◆ DIRECTIVE: Output every record below exactly as it appears.

◆ MATERIAL PROVIDED:
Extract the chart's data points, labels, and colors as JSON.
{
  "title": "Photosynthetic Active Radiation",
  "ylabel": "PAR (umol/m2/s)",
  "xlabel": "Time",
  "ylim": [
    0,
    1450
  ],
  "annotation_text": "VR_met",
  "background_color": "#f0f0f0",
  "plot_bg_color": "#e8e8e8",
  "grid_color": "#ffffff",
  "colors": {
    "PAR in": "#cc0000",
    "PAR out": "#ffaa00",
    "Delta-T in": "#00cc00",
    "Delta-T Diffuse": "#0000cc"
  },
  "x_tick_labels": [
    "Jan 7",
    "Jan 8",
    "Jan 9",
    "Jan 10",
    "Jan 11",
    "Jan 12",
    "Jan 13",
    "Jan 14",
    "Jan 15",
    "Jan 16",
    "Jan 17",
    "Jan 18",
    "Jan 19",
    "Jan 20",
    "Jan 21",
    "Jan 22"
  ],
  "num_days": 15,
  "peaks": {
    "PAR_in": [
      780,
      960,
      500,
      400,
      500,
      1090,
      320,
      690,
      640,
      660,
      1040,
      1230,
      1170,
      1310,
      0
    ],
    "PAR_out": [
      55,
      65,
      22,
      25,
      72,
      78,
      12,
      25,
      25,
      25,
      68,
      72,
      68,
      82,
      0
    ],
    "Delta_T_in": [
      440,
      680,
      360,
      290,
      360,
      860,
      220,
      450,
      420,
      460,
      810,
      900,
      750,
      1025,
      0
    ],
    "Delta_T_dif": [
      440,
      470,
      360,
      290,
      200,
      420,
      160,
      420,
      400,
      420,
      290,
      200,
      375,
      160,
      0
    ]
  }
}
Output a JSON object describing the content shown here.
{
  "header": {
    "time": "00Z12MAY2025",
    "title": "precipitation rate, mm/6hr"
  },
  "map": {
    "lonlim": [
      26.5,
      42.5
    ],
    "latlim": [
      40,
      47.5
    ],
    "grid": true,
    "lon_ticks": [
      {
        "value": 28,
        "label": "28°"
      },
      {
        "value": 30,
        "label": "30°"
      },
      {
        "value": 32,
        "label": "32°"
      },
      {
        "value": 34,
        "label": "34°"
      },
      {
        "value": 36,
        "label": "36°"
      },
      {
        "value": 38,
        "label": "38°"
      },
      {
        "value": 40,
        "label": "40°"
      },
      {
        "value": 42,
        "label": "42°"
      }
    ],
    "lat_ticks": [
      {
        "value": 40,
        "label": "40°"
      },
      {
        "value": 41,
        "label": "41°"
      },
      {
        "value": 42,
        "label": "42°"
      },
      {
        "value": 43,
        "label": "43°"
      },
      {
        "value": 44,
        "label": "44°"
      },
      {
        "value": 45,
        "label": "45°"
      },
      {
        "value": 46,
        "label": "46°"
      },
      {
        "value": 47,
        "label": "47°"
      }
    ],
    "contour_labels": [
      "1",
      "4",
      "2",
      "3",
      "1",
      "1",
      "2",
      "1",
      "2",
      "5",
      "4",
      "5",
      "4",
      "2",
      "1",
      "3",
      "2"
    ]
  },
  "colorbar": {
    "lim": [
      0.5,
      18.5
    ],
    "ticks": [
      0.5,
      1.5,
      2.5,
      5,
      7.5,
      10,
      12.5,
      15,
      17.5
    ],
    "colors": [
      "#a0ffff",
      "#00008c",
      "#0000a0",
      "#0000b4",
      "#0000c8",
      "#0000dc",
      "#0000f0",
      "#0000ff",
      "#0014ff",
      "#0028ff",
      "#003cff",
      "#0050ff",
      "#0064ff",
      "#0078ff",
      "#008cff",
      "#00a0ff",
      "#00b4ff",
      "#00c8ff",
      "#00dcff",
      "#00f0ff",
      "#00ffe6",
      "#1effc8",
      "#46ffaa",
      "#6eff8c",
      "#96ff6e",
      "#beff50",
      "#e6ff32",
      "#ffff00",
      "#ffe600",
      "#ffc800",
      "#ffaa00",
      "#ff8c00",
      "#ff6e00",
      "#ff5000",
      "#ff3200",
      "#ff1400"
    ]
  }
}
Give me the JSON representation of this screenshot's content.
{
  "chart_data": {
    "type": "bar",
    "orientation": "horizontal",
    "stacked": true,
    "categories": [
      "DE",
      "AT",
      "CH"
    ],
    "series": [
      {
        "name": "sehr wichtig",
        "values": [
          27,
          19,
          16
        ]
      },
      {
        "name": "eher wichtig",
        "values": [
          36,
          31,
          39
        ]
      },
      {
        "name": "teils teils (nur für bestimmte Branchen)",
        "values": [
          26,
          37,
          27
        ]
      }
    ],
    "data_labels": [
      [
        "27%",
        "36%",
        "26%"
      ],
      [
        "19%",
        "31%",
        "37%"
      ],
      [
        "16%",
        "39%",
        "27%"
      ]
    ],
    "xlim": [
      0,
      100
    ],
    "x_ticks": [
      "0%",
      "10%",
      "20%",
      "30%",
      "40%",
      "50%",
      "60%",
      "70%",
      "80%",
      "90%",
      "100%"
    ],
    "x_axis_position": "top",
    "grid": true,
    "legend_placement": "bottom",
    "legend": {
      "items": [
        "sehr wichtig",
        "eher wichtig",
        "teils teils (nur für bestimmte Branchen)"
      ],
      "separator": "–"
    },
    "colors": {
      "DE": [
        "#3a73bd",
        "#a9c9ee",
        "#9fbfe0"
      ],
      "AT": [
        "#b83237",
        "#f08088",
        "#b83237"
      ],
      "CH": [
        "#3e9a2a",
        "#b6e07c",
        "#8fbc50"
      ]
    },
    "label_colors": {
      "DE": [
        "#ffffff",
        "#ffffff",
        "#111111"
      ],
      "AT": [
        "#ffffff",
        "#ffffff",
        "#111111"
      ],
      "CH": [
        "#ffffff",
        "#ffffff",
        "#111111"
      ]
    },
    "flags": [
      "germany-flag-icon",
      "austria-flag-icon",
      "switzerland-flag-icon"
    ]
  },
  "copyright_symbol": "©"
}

◆ FULL SOLUTION:
Extract the chart's data points, labels, and colors as JSON.
{
  "title": "Photosynthetic Active Radiation",
  "ylabel": "PAR (umol/m2/s)",
  "xlabel": "Time",
  "ylim": [
    0,
    1450
  ],
  "annotation_text": "VR_met",
  "background_color": "#f0f0f0",
  "plot_bg_color": "#e8e8e8",
  "grid_color": "#ffffff",
  "colors": {
    "PAR in": "#cc0000",
    "PAR out": "#ffaa00",
    "Delta-T in": "#00cc00",
    "Delta-T Diffuse": "#0000cc"
  },
  "x_tick_labels": [
    "Jan 7",
    "Jan 8",
    "Jan 9",
    "Jan 10",
    "Jan 11",
    "Jan 12",
    "Jan 13",
    "Jan 14",
    "Jan 15",
    "Jan 16",
    "Jan 17",
    "Jan 18",
    "Jan 19",
    "Jan 20",
    "Jan 21",
    "Jan 22"
  ],
  "num_days": 15,
  "peaks": {
    "PAR_in": [
      780,
      960,
      500,
      400,
      500,
      1090,
      320,
      690,
      640,
      660,
      1040,
      1230,
      1170,
      1310,
      0
    ],
    "PAR_out": [
      55,
      65,
      22,
      25,
      72,
      78,
      12,
      25,
      25,
      25,
      68,
      72,
      68,
      82,
      0
    ],
    "Delta_T_in": [
      440,
      680,
      360,
      290,
      360,
      860,
      220,
      450,
      420,
      460,
      810,
      900,
      750,
      1025,
      0
    ],
    "Delta_T_dif": [
      440,
      470,
      360,
      290,
      200,
      420,
      160,
      420,
      400,
      420,
      290,
      200,
      375,
      160,
      0
    ]
  }
}
Output a JSON object describing the content shown here.
{
  "header": {
    "time": "00Z12MAY2025",
    "title": "precipitation rate, mm/6hr"
  },
  "map": {
    "lonlim": [
      26.5,
      42.5
    ],
    "latlim": [
      40,
      47.5
    ],
    "grid": true,
    "lon_ticks": [
      {
        "value": 28,
        "label": "28°"
      },
      {
        "value": 30,
        "label": "30°"
      },
      {
        "value": 32,
        "label": "32°"
      },
      {
        "value": 34,
        "label": "34°"
      },
      {
        "value": 36,
        "label": "36°"
      },
      {
        "value": 38,
        "label": "38°"
      },
      {
        "value": 40,
        "label": "40°"
      },
      {
        "value": 42,
        "label": "42°"
      }
    ],
    "lat_ticks": [
      {
        "value": 40,
        "label": "40°"
      },
      {
        "value": 41,
        "label": "41°"
      },
      {
        "value": 42,
        "label": "42°"
      },
      {
        "value": 43,
        "label": "43°"
      },
      {
        "value": 44,
        "label": "44°"
      },
      {
        "value": 45,
        "label": "45°"
      },
      {
        "value": 46,
        "label": "46°"
      },
      {
        "value": 47,
        "label": "47°"
      }
    ],
    "contour_labels": [
      "1",
      "4",
      "2",
      "3",
      "1",
      "1",
      "2",
      "1",
      "2",
      "5",
      "4",
      "5",
      "4",
      "2",
      "1",
      "3",
      "2"
    ]
  },
  "colorbar": {
    "lim": [
      0.5,
      18.5
    ],
    "ticks": [
      0.5,
      1.5,
      2.5,
      5,
      7.5,
      10,
      12.5,
      15,
      17.5
    ],
    "colors": [
      "#a0ffff",
      "#00008c",
      "#0000a0",
      "#0000b4",
      "#0000c8",
      "#0000dc",
      "#0000f0",
      "#0000ff",
      "#0014ff",
      "#0028ff",
      "#003cff",
      "#0050ff",
      "#0064ff",
      "#0078ff",
      "#008cff",
      "#00a0ff",
      "#00b4ff",
      "#00c8ff",
      "#00dcff",
      "#00f0ff",
      "#00ffe6",
      "#1effc8",
      "#46ffaa",
      "#6eff8c",
      "#96ff6e",
      "#beff50",
      "#e6ff32",
      "#ffff00",
      "#ffe600",
      "#ffc800",
      "#ffaa00",
      "#ff8c00",
      "#ff6e00",
      "#ff5000",
      "#ff3200",
      "#ff1400"
    ]
  }
}
Give me the JSON representation of this screenshot's content.
{
  "chart_data": {
    "type": "bar",
    "orientation": "horizontal",
    "stacked": true,
    "categories": [
      "DE",
      "AT",
      "CH"
    ],
    "series": [
      {
        "name": "sehr wichtig",
        "values": [
          27,
          19,
          16
        ]
      },
      {
        "name": "eher wichtig",
        "values": [
          36,
          31,
          39
        ]
      },
      {
        "name": "teils teils (nur für bestimmte Branchen)",
        "values": [
          26,
          37,
          27
        ]
      }
    ],
    "data_labels": [
      [
        "27%",
        "36%",
        "26%"
      ],
      [
        "19%",
        "31%",
        "37%"
      ],
      [
        "16%",
        "39%",
        "27%"
      ]
    ],
    "xlim": [
      0,
      100
    ],
    "x_ticks": [
      "0%",
      "10%",
      "20%",
      "30%",
      "40%",
      "50%",
      "60%",
      "70%",
      "80%",
      "90%",
      "100%"
    ],
    "x_axis_position": "top",
    "grid": true,
    "legend_placement": "bottom",
    "legend": {
      "items": [
        "sehr wichtig",
        "eher wichtig",
        "teils teils (nur für bestimmte Branchen)"
      ],
      "separator": "–"
    },
    "colors": {
      "DE": [
        "#3a73bd",
        "#a9c9ee",
        "#9fbfe0"
      ],
      "AT": [
        "#b83237",
        "#f08088",
        "#b83237"
      ],
      "CH": [
        "#3e9a2a",
        "#b6e07c",
        "#8fbc50"
      ]
    },
    "label_colors": {
      "DE": [
        "#ffffff",
        "#ffffff",
        "#111111"
      ],
      "AT": [
        "#ffffff",
        "#ffffff",
        "#111111"
      ],
      "CH": [
        "#ffffff",
        "#ffffff",
        "#111111"
      ]
    },
    "flags": [
      "germany-flag-icon",
      "austria-flag-icon",
      "switzerland-flag-icon"
    ]
  },
  "copyright_symbol": "©"
}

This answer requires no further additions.